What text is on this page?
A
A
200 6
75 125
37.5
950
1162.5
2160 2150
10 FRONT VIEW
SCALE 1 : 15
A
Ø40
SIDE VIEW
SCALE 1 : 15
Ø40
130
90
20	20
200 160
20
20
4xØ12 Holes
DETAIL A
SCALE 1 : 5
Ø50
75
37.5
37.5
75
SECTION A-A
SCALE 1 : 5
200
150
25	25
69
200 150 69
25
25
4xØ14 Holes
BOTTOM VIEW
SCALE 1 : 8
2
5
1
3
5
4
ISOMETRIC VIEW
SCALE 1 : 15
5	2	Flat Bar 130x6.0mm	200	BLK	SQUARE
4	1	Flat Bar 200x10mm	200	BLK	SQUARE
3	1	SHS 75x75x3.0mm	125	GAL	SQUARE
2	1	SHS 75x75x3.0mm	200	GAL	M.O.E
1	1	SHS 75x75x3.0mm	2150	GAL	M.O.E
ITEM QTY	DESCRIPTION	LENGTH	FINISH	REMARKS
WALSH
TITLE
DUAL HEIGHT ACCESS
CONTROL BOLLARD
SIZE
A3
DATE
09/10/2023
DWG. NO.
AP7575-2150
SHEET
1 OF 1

######

[WHAT THE TASK REQUIRES]: Write the data back out verbatim.

[RESPONSE TO THIS EXERCISE]:
What text is on this page?
A
A
200 6
75 125
37.5
950
1162.5
2160 2150
10 FRONT VIEW
SCALE 1 : 15
A
Ø40
SIDE VIEW
SCALE 1 : 15
Ø40
130
90
20	20
200 160
20
20
4xØ12 Holes
DETAIL A
SCALE 1 : 5
Ø50
75
37.5
37.5
75
SECTION A-A
SCALE 1 : 5
200
150
25	25
69
200 150 69
25
25
4xØ14 Holes
BOTTOM VIEW
SCALE 1 : 8
2
5
1
3
5
4
ISOMETRIC VIEW
SCALE 1 : 15
5	2	Flat Bar 130x6.0mm	200	BLK	SQUARE
4	1	Flat Bar 200x10mm	200	BLK	SQUARE
3	1	SHS 75x75x3.0mm	125	GAL	SQUARE
2	1	SHS 75x75x3.0mm	200	GAL	M.O.E
1	1	SHS 75x75x3.0mm	2150	GAL	M.O.E
ITEM QTY	DESCRIPTION	LENGTH	FINISH	REMARKS
WALSH
TITLE
DUAL HEIGHT ACCESS
CONTROL BOLLARD
SIZE
A3
DATE
09/10/2023
DWG. NO.
AP7575-2150
SHEET
1 OF 1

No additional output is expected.